§ **Records for the exercise**

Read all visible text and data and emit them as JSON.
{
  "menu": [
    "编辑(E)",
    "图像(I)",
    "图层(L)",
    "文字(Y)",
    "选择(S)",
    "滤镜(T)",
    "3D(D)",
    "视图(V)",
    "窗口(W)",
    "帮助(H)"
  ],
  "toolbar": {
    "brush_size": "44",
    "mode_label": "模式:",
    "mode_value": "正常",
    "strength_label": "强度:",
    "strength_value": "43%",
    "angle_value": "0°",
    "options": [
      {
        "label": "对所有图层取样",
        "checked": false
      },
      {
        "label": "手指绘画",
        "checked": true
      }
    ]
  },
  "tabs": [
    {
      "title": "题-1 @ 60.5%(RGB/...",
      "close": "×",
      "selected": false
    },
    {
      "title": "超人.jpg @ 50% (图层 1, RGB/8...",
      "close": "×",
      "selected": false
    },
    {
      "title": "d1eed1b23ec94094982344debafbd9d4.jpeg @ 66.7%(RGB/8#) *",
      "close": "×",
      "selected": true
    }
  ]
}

§ **Task description**
Count the lines in the records above that contain the word "title", and give only that number.

§ **Result for this exercise**
3